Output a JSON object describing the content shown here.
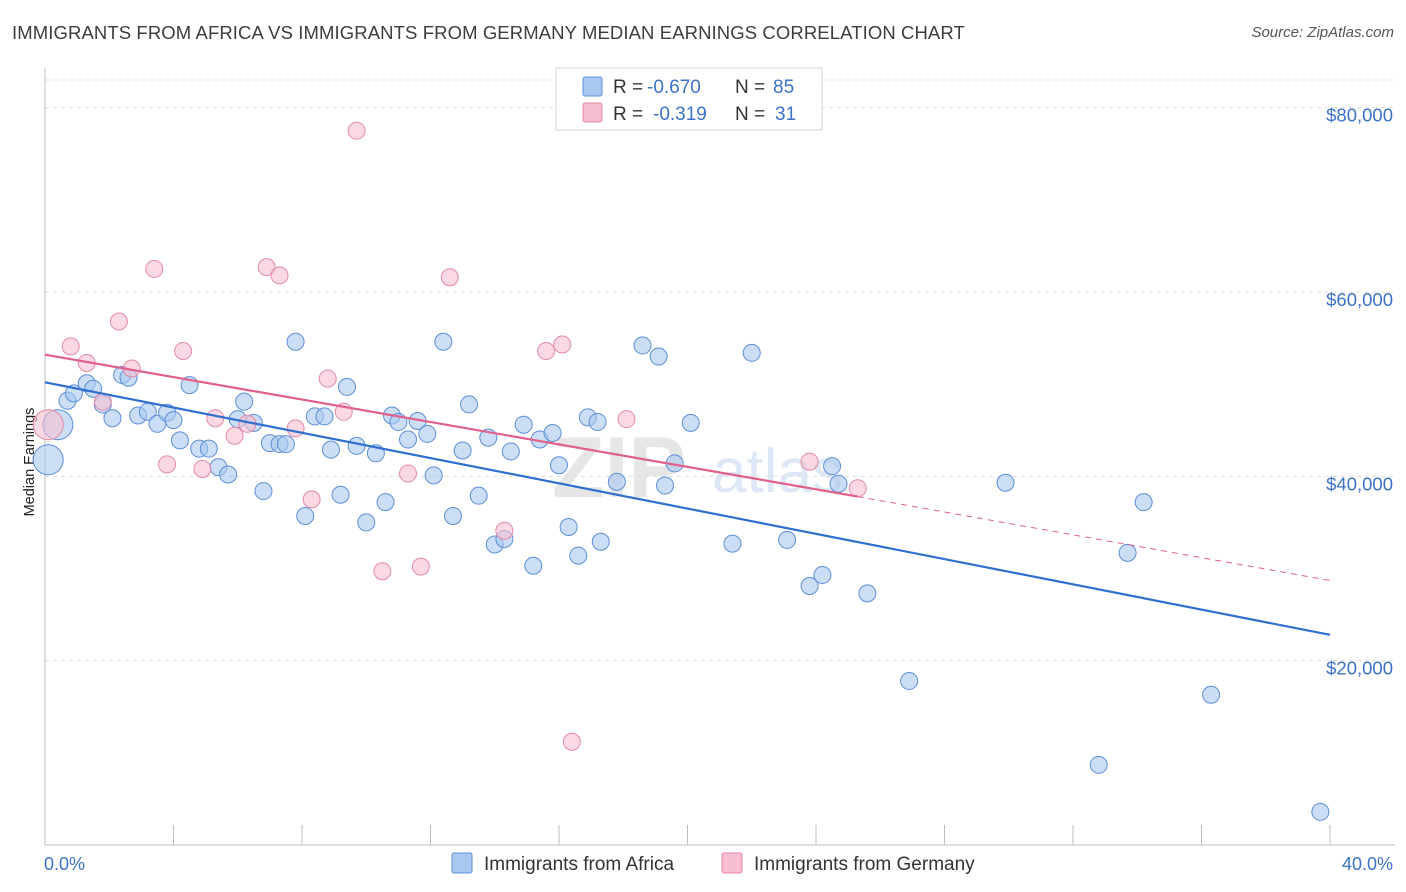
{
  "title": "IMMIGRANTS FROM AFRICA VS IMMIGRANTS FROM GERMANY MEDIAN EARNINGS CORRELATION CHART",
  "source": "Source: ZipAtlas.com",
  "watermark": {
    "zip": "ZIP",
    "atlas": "atlas"
  },
  "colors": {
    "africa_fill": "#a9c8ef",
    "africa_stroke": "#5d8fd6",
    "africa_line": "#2f6fd0",
    "germany_fill": "#f6bfd0",
    "germany_stroke": "#e38aa8",
    "germany_line": "#e0608a",
    "tick_text": "#3b73c7",
    "grid": "#dddddd"
  },
  "legend": {
    "rows": [
      {
        "r_label": "R =",
        "r_value": "-0.670",
        "n_label": "N =",
        "n_value": "85"
      },
      {
        "r_label": "R =",
        "r_value": "-0.319",
        "n_label": "N =",
        "n_value": "31"
      }
    ]
  },
  "bottom_legend": [
    "Immigrants from Africa",
    "Immigrants from Germany"
  ],
  "chart_data": {
    "type": "scatter",
    "xlabel": "",
    "ylabel": "Median Earnings",
    "xlim": [
      0,
      40
    ],
    "ylim": [
      0,
      83000
    ],
    "x_tick_labels": [
      "0.0%",
      "40.0%"
    ],
    "y_ticks": [
      20000,
      40000,
      60000,
      80000
    ],
    "y_tick_labels": [
      "$20,000",
      "$40,000",
      "$60,000",
      "$80,000"
    ],
    "grid": "horizontal dashed",
    "legend_position": "top-center",
    "series": [
      {
        "name": "Immigrants from Africa",
        "trend": {
          "x": [
            0,
            40
          ],
          "y": [
            50200,
            22800
          ]
        },
        "points": [
          [
            0.1,
            41800,
            2
          ],
          [
            0.4,
            45600,
            2
          ],
          [
            0.7,
            48200,
            1
          ],
          [
            0.9,
            49000,
            1
          ],
          [
            1.3,
            50100,
            1
          ],
          [
            1.5,
            49500,
            1
          ],
          [
            1.8,
            47800,
            1
          ],
          [
            2.1,
            46300,
            1
          ],
          [
            2.4,
            51000,
            1
          ],
          [
            2.6,
            50700,
            1
          ],
          [
            2.9,
            46600,
            1
          ],
          [
            3.2,
            47000,
            1
          ],
          [
            3.5,
            45700,
            1
          ],
          [
            3.8,
            46900,
            1
          ],
          [
            4.0,
            46100,
            1
          ],
          [
            4.2,
            43900,
            1
          ],
          [
            4.5,
            49900,
            1
          ],
          [
            4.8,
            43000,
            1
          ],
          [
            5.1,
            43000,
            1
          ],
          [
            5.4,
            41000,
            1
          ],
          [
            5.7,
            40200,
            1
          ],
          [
            6.0,
            46200,
            1
          ],
          [
            6.2,
            48100,
            1
          ],
          [
            6.5,
            45800,
            1
          ],
          [
            6.8,
            38400,
            1
          ],
          [
            7.0,
            43600,
            1
          ],
          [
            7.3,
            43500,
            1
          ],
          [
            7.5,
            43500,
            1
          ],
          [
            7.8,
            54600,
            1
          ],
          [
            8.1,
            35700,
            1
          ],
          [
            8.4,
            46500,
            1
          ],
          [
            8.7,
            46500,
            1
          ],
          [
            8.9,
            42900,
            1
          ],
          [
            9.2,
            38000,
            1
          ],
          [
            9.4,
            49700,
            1
          ],
          [
            9.7,
            43300,
            1
          ],
          [
            10.0,
            35000,
            1
          ],
          [
            10.3,
            42500,
            1
          ],
          [
            10.6,
            37200,
            1
          ],
          [
            10.8,
            46600,
            1
          ],
          [
            11.0,
            45900,
            1
          ],
          [
            11.3,
            44000,
            1
          ],
          [
            11.6,
            46000,
            1
          ],
          [
            11.9,
            44600,
            1
          ],
          [
            12.1,
            40100,
            1
          ],
          [
            12.4,
            54600,
            1
          ],
          [
            12.7,
            35700,
            1
          ],
          [
            13.0,
            42800,
            1
          ],
          [
            13.2,
            47800,
            1
          ],
          [
            13.5,
            37900,
            1
          ],
          [
            13.8,
            44200,
            1
          ],
          [
            14.0,
            32600,
            1
          ],
          [
            14.3,
            33200,
            1
          ],
          [
            14.5,
            42700,
            1
          ],
          [
            14.9,
            45600,
            1
          ],
          [
            15.2,
            30300,
            1
          ],
          [
            15.4,
            44000,
            1
          ],
          [
            15.8,
            44700,
            1
          ],
          [
            16.0,
            41200,
            1
          ],
          [
            16.3,
            34500,
            1
          ],
          [
            16.6,
            31400,
            1
          ],
          [
            16.9,
            46400,
            1
          ],
          [
            17.2,
            45900,
            1
          ],
          [
            17.3,
            32900,
            1
          ],
          [
            17.8,
            39400,
            1
          ],
          [
            18.6,
            54200,
            1
          ],
          [
            19.1,
            53000,
            1
          ],
          [
            19.3,
            39000,
            1
          ],
          [
            19.6,
            41400,
            1
          ],
          [
            20.1,
            45800,
            1
          ],
          [
            21.4,
            32700,
            1
          ],
          [
            22.0,
            53400,
            1
          ],
          [
            23.1,
            33100,
            1
          ],
          [
            23.8,
            28100,
            1
          ],
          [
            24.2,
            29300,
            1
          ],
          [
            24.5,
            41100,
            1
          ],
          [
            24.7,
            39200,
            1
          ],
          [
            25.6,
            27300,
            1
          ],
          [
            26.9,
            17800,
            1
          ],
          [
            29.9,
            39300,
            1
          ],
          [
            32.8,
            8700,
            1
          ],
          [
            33.7,
            31700,
            1
          ],
          [
            34.2,
            37200,
            1
          ],
          [
            36.3,
            16300,
            1
          ],
          [
            39.7,
            3600,
            1
          ]
        ]
      },
      {
        "name": "Immigrants from Germany",
        "trend": {
          "x": [
            0,
            25.3
          ],
          "y": [
            53200,
            37800
          ]
        },
        "trend_dashed": {
          "x": [
            25.3,
            40
          ],
          "y": [
            37800,
            28700
          ]
        },
        "points": [
          [
            0.1,
            45600,
            2
          ],
          [
            0.8,
            54100,
            1
          ],
          [
            1.3,
            52300,
            1
          ],
          [
            1.8,
            48100,
            1
          ],
          [
            2.3,
            56800,
            1
          ],
          [
            2.7,
            51700,
            1
          ],
          [
            3.4,
            62500,
            1
          ],
          [
            3.8,
            41300,
            1
          ],
          [
            4.3,
            53600,
            1
          ],
          [
            4.9,
            40800,
            1
          ],
          [
            5.3,
            46300,
            1
          ],
          [
            5.9,
            44400,
            1
          ],
          [
            6.3,
            45700,
            1
          ],
          [
            6.9,
            62700,
            1
          ],
          [
            7.3,
            61800,
            1
          ],
          [
            7.8,
            45200,
            1
          ],
          [
            8.3,
            37500,
            1
          ],
          [
            8.8,
            50600,
            1
          ],
          [
            9.3,
            47000,
            1
          ],
          [
            9.7,
            77500,
            1
          ],
          [
            10.5,
            29700,
            1
          ],
          [
            11.3,
            40300,
            1
          ],
          [
            11.7,
            30200,
            1
          ],
          [
            12.6,
            61600,
            1
          ],
          [
            14.3,
            34100,
            1
          ],
          [
            15.6,
            53600,
            1
          ],
          [
            16.1,
            54300,
            1
          ],
          [
            16.4,
            11200,
            1
          ],
          [
            18.1,
            46200,
            1
          ],
          [
            23.8,
            41600,
            1
          ],
          [
            25.3,
            38700,
            1
          ]
        ]
      }
    ]
  }
}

************

JOB
Exclude the images, then output the data above word for word.

WORKED SOLUTION
Output a JSON object describing the content shown here.
{
  "title": "IMMIGRANTS FROM AFRICA VS IMMIGRANTS FROM GERMANY MEDIAN EARNINGS CORRELATION CHART",
  "source": "Source: ZipAtlas.com",
  "watermark": {
    "zip": "ZIP",
    "atlas": "atlas"
  },
  "colors": {
    "africa_fill": "#a9c8ef",
    "africa_stroke": "#5d8fd6",
    "africa_line": "#2f6fd0",
    "germany_fill": "#f6bfd0",
    "germany_stroke": "#e38aa8",
    "germany_line": "#e0608a",
    "tick_text": "#3b73c7",
    "grid": "#dddddd"
  },
  "legend": {
    "rows": [
      {
        "r_label": "R =",
        "r_value": "-0.670",
        "n_label": "N =",
        "n_value": "85"
      },
      {
        "r_label": "R =",
        "r_value": "-0.319",
        "n_label": "N =",
        "n_value": "31"
      }
    ]
  },
  "bottom_legend": [
    "Immigrants from Africa",
    "Immigrants from Germany"
  ],
  "chart_data": {
    "type": "scatter",
    "xlabel": "",
    "ylabel": "Median Earnings",
    "xlim": [
      0,
      40
    ],
    "ylim": [
      0,
      83000
    ],
    "x_tick_labels": [
      "0.0%",
      "40.0%"
    ],
    "y_ticks": [
      20000,
      40000,
      60000,
      80000
    ],
    "y_tick_labels": [
      "$20,000",
      "$40,000",
      "$60,000",
      "$80,000"
    ],
    "grid": "horizontal dashed",
    "legend_position": "top-center",
    "series": [
      {
        "name": "Immigrants from Africa",
        "trend": {
          "x": [
            0,
            40
          ],
          "y": [
            50200,
            22800
          ]
        },
        "points": [
          [
            0.1,
            41800,
            2
          ],
          [
            0.4,
            45600,
            2
          ],
          [
            0.7,
            48200,
            1
          ],
          [
            0.9,
            49000,
            1
          ],
          [
            1.3,
            50100,
            1
          ],
          [
            1.5,
            49500,
            1
          ],
          [
            1.8,
            47800,
            1
          ],
          [
            2.1,
            46300,
            1
          ],
          [
            2.4,
            51000,
            1
          ],
          [
            2.6,
            50700,
            1
          ],
          [
            2.9,
            46600,
            1
          ],
          [
            3.2,
            47000,
            1
          ],
          [
            3.5,
            45700,
            1
          ],
          [
            3.8,
            46900,
            1
          ],
          [
            4.0,
            46100,
            1
          ],
          [
            4.2,
            43900,
            1
          ],
          [
            4.5,
            49900,
            1
          ],
          [
            4.8,
            43000,
            1
          ],
          [
            5.1,
            43000,
            1
          ],
          [
            5.4,
            41000,
            1
          ],
          [
            5.7,
            40200,
            1
          ],
          [
            6.0,
            46200,
            1
          ],
          [
            6.2,
            48100,
            1
          ],
          [
            6.5,
            45800,
            1
          ],
          [
            6.8,
            38400,
            1
          ],
          [
            7.0,
            43600,
            1
          ],
          [
            7.3,
            43500,
            1
          ],
          [
            7.5,
            43500,
            1
          ],
          [
            7.8,
            54600,
            1
          ],
          [
            8.1,
            35700,
            1
          ],
          [
            8.4,
            46500,
            1
          ],
          [
            8.7,
            46500,
            1
          ],
          [
            8.9,
            42900,
            1
          ],
          [
            9.2,
            38000,
            1
          ],
          [
            9.4,
            49700,
            1
          ],
          [
            9.7,
            43300,
            1
          ],
          [
            10.0,
            35000,
            1
          ],
          [
            10.3,
            42500,
            1
          ],
          [
            10.6,
            37200,
            1
          ],
          [
            10.8,
            46600,
            1
          ],
          [
            11.0,
            45900,
            1
          ],
          [
            11.3,
            44000,
            1
          ],
          [
            11.6,
            46000,
            1
          ],
          [
            11.9,
            44600,
            1
          ],
          [
            12.1,
            40100,
            1
          ],
          [
            12.4,
            54600,
            1
          ],
          [
            12.7,
            35700,
            1
          ],
          [
            13.0,
            42800,
            1
          ],
          [
            13.2,
            47800,
            1
          ],
          [
            13.5,
            37900,
            1
          ],
          [
            13.8,
            44200,
            1
          ],
          [
            14.0,
            32600,
            1
          ],
          [
            14.3,
            33200,
            1
          ],
          [
            14.5,
            42700,
            1
          ],
          [
            14.9,
            45600,
            1
          ],
          [
            15.2,
            30300,
            1
          ],
          [
            15.4,
            44000,
            1
          ],
          [
            15.8,
            44700,
            1
          ],
          [
            16.0,
            41200,
            1
          ],
          [
            16.3,
            34500,
            1
          ],
          [
            16.6,
            31400,
            1
          ],
          [
            16.9,
            46400,
            1
          ],
          [
            17.2,
            45900,
            1
          ],
          [
            17.3,
            32900,
            1
          ],
          [
            17.8,
            39400,
            1
          ],
          [
            18.6,
            54200,
            1
          ],
          [
            19.1,
            53000,
            1
          ],
          [
            19.3,
            39000,
            1
          ],
          [
            19.6,
            41400,
            1
          ],
          [
            20.1,
            45800,
            1
          ],
          [
            21.4,
            32700,
            1
          ],
          [
            22.0,
            53400,
            1
          ],
          [
            23.1,
            33100,
            1
          ],
          [
            23.8,
            28100,
            1
          ],
          [
            24.2,
            29300,
            1
          ],
          [
            24.5,
            41100,
            1
          ],
          [
            24.7,
            39200,
            1
          ],
          [
            25.6,
            27300,
            1
          ],
          [
            26.9,
            17800,
            1
          ],
          [
            29.9,
            39300,
            1
          ],
          [
            32.8,
            8700,
            1
          ],
          [
            33.7,
            31700,
            1
          ],
          [
            34.2,
            37200,
            1
          ],
          [
            36.3,
            16300,
            1
          ],
          [
            39.7,
            3600,
            1
          ]
        ]
      },
      {
        "name": "Immigrants from Germany",
        "trend": {
          "x": [
            0,
            25.3
          ],
          "y": [
            53200,
            37800
          ]
        },
        "trend_dashed": {
          "x": [
            25.3,
            40
          ],
          "y": [
            37800,
            28700
          ]
        },
        "points": [
          [
            0.1,
            45600,
            2
          ],
          [
            0.8,
            54100,
            1
          ],
          [
            1.3,
            52300,
            1
          ],
          [
            1.8,
            48100,
            1
          ],
          [
            2.3,
            56800,
            1
          ],
          [
            2.7,
            51700,
            1
          ],
          [
            3.4,
            62500,
            1
          ],
          [
            3.8,
            41300,
            1
          ],
          [
            4.3,
            53600,
            1
          ],
          [
            4.9,
            40800,
            1
          ],
          [
            5.3,
            46300,
            1
          ],
          [
            5.9,
            44400,
            1
          ],
          [
            6.3,
            45700,
            1
          ],
          [
            6.9,
            62700,
            1
          ],
          [
            7.3,
            61800,
            1
          ],
          [
            7.8,
            45200,
            1
          ],
          [
            8.3,
            37500,
            1
          ],
          [
            8.8,
            50600,
            1
          ],
          [
            9.3,
            47000,
            1
          ],
          [
            9.7,
            77500,
            1
          ],
          [
            10.5,
            29700,
            1
          ],
          [
            11.3,
            40300,
            1
          ],
          [
            11.7,
            30200,
            1
          ],
          [
            12.6,
            61600,
            1
          ],
          [
            14.3,
            34100,
            1
          ],
          [
            15.6,
            53600,
            1
          ],
          [
            16.1,
            54300,
            1
          ],
          [
            16.4,
            11200,
            1
          ],
          [
            18.1,
            46200,
            1
          ],
          [
            23.8,
            41600,
            1
          ],
          [
            25.3,
            38700,
            1
          ]
        ]
      }
    ]
  }
}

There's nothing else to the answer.